Exercise:
Output the material exactly, but drop every image it holds.

==*==

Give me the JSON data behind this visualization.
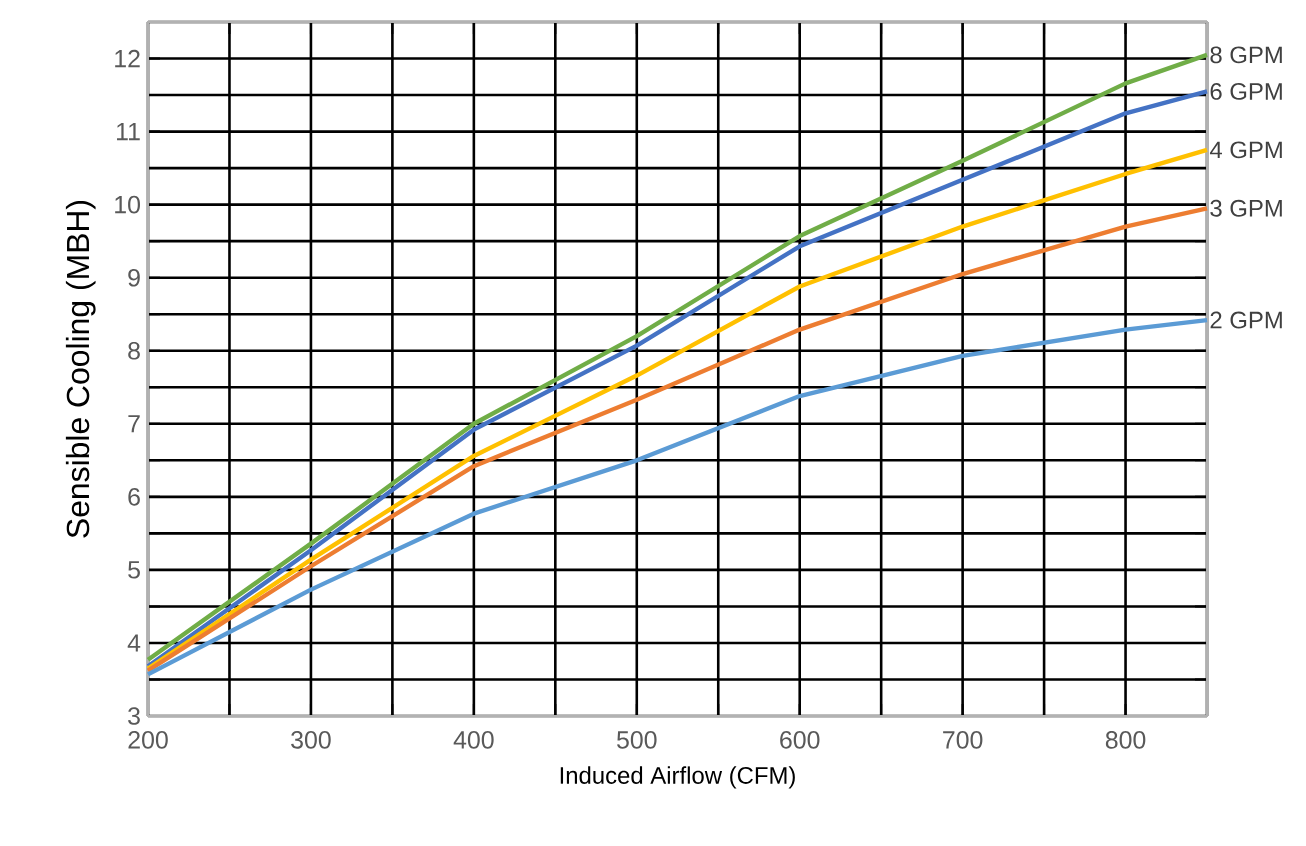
{
  "chart_data": {
    "type": "line",
    "xlabel": "Induced Airflow (CFM)",
    "ylabel": "Sensible Cooling (MBH)",
    "xlim": [
      200,
      850
    ],
    "ylim": [
      3,
      12.5
    ],
    "xticks": [
      200,
      {
        "value": 250,
        "label": null
      },
      300,
      {
        "value": 350,
        "label": null
      },
      400,
      {
        "value": 450,
        "label": null
      },
      500,
      {
        "value": 550,
        "label": null
      },
      600,
      {
        "value": 650,
        "label": null
      },
      700,
      {
        "value": 750,
        "label": null
      },
      800,
      {
        "value": 850,
        "label": null
      }
    ],
    "yticks": [
      3,
      {
        "value": 3.5,
        "label": null
      },
      4,
      {
        "value": 4.5,
        "label": null
      },
      5,
      {
        "value": 5.5,
        "label": null
      },
      6,
      {
        "value": 6.5,
        "label": null
      },
      7,
      {
        "value": 7.5,
        "label": null
      },
      8,
      {
        "value": 8.5,
        "label": null
      },
      9,
      {
        "value": 9.5,
        "label": null
      },
      10,
      {
        "value": 10.5,
        "label": null
      },
      11,
      {
        "value": 11.5,
        "label": null
      },
      12,
      {
        "value": 12.5,
        "label": null
      }
    ],
    "grid": true,
    "legend": false,
    "marker": "none",
    "line_style": "solid",
    "x": [
      200,
      300,
      400,
      500,
      600,
      700,
      800,
      850
    ],
    "series": [
      {
        "name": "8 GPM",
        "color": "#70ad47",
        "values": [
          3.77,
          5.36,
          7.0,
          8.2,
          9.57,
          10.6,
          11.66,
          12.05
        ]
      },
      {
        "name": "6 GPM",
        "color": "#4472c4",
        "values": [
          3.68,
          5.27,
          6.92,
          8.07,
          9.43,
          10.34,
          11.25,
          11.55
        ]
      },
      {
        "name": "4 GPM",
        "color": "#ffc000",
        "values": [
          3.65,
          5.14,
          6.56,
          7.66,
          8.88,
          9.7,
          10.42,
          10.75
        ]
      },
      {
        "name": "3 GPM",
        "color": "#ed7d31",
        "values": [
          3.62,
          5.05,
          6.42,
          7.33,
          8.29,
          9.05,
          9.7,
          9.95
        ]
      },
      {
        "name": "2 GPM",
        "color": "#5b9bd5",
        "values": [
          3.57,
          4.73,
          5.77,
          6.5,
          7.38,
          7.93,
          8.29,
          8.42
        ]
      }
    ]
  }
}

==*==

Answer to this task:
Give me the JSON data behind this visualization.
{
  "chart_data": {
    "type": "line",
    "xlabel": "Induced Airflow (CFM)",
    "ylabel": "Sensible Cooling (MBH)",
    "xlim": [
      200,
      850
    ],
    "ylim": [
      3,
      12.5
    ],
    "xticks": [
      200,
      {
        "value": 250,
        "label": null
      },
      300,
      {
        "value": 350,
        "label": null
      },
      400,
      {
        "value": 450,
        "label": null
      },
      500,
      {
        "value": 550,
        "label": null
      },
      600,
      {
        "value": 650,
        "label": null
      },
      700,
      {
        "value": 750,
        "label": null
      },
      800,
      {
        "value": 850,
        "label": null
      }
    ],
    "yticks": [
      3,
      {
        "value": 3.5,
        "label": null
      },
      4,
      {
        "value": 4.5,
        "label": null
      },
      5,
      {
        "value": 5.5,
        "label": null
      },
      6,
      {
        "value": 6.5,
        "label": null
      },
      7,
      {
        "value": 7.5,
        "label": null
      },
      8,
      {
        "value": 8.5,
        "label": null
      },
      9,
      {
        "value": 9.5,
        "label": null
      },
      10,
      {
        "value": 10.5,
        "label": null
      },
      11,
      {
        "value": 11.5,
        "label": null
      },
      12,
      {
        "value": 12.5,
        "label": null
      }
    ],
    "grid": true,
    "legend": false,
    "marker": "none",
    "line_style": "solid",
    "x": [
      200,
      300,
      400,
      500,
      600,
      700,
      800,
      850
    ],
    "series": [
      {
        "name": "8 GPM",
        "color": "#70ad47",
        "values": [
          3.77,
          5.36,
          7.0,
          8.2,
          9.57,
          10.6,
          11.66,
          12.05
        ]
      },
      {
        "name": "6 GPM",
        "color": "#4472c4",
        "values": [
          3.68,
          5.27,
          6.92,
          8.07,
          9.43,
          10.34,
          11.25,
          11.55
        ]
      },
      {
        "name": "4 GPM",
        "color": "#ffc000",
        "values": [
          3.65,
          5.14,
          6.56,
          7.66,
          8.88,
          9.7,
          10.42,
          10.75
        ]
      },
      {
        "name": "3 GPM",
        "color": "#ed7d31",
        "values": [
          3.62,
          5.05,
          6.42,
          7.33,
          8.29,
          9.05,
          9.7,
          9.95
        ]
      },
      {
        "name": "2 GPM",
        "color": "#5b9bd5",
        "values": [
          3.57,
          4.73,
          5.77,
          6.5,
          7.38,
          7.93,
          8.29,
          8.42
        ]
      }
    ]
  }
}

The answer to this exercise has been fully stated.